> _Task brief_
Find the lines below that contain the word "this" and count them. Only the number should be given.

> _Records provided_
::::::

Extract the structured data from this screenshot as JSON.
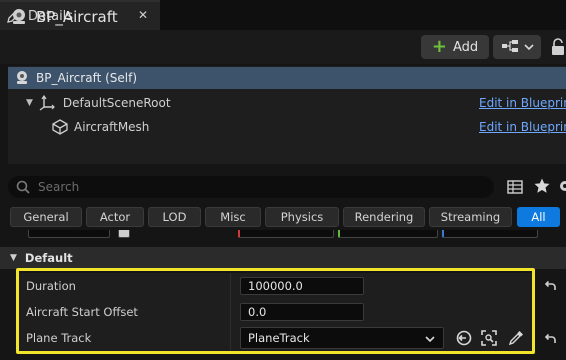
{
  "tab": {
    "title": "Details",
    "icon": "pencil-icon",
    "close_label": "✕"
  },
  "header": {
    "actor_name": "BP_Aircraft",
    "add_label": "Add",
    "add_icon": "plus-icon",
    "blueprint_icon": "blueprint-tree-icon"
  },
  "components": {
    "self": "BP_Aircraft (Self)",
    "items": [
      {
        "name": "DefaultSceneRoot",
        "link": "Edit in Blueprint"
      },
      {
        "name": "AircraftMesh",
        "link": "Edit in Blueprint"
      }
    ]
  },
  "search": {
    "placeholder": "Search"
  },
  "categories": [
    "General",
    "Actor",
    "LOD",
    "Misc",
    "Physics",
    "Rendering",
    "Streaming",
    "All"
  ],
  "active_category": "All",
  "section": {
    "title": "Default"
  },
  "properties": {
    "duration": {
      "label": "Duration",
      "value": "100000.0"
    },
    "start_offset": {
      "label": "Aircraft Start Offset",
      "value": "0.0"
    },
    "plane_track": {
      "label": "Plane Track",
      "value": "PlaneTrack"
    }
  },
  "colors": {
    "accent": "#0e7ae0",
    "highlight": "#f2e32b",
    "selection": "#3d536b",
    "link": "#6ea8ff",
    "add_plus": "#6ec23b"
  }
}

::::::

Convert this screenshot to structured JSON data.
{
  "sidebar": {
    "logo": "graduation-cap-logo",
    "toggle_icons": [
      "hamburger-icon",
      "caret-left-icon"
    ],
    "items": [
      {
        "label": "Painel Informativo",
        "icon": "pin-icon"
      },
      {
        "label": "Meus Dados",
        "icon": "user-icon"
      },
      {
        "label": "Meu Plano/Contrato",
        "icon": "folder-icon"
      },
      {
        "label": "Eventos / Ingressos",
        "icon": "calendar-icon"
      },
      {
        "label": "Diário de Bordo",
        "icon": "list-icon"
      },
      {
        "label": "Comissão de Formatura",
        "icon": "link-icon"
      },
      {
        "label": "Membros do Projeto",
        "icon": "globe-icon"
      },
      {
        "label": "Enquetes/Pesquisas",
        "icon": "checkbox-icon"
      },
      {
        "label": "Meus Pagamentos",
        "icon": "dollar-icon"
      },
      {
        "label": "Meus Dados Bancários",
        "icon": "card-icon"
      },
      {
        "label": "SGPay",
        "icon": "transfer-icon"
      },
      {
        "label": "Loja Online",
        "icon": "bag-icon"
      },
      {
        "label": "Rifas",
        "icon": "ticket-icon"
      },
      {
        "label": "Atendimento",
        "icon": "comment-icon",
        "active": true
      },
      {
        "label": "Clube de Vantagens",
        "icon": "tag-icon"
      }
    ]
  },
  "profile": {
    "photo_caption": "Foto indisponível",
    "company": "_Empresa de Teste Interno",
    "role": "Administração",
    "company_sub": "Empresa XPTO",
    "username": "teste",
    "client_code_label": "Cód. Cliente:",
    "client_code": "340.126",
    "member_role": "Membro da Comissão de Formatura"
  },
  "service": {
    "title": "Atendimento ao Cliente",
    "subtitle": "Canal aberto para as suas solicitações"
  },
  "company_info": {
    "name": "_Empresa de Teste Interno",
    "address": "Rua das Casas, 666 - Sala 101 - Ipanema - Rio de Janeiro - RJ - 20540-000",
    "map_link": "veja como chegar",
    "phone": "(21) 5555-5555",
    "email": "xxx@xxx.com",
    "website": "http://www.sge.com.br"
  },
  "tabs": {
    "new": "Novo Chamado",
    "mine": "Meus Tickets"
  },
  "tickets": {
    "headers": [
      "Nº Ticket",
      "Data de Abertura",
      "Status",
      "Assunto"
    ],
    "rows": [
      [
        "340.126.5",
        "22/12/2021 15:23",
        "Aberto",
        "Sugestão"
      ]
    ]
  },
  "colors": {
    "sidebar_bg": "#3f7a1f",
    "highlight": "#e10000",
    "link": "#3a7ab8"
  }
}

::::::

> _Output_
2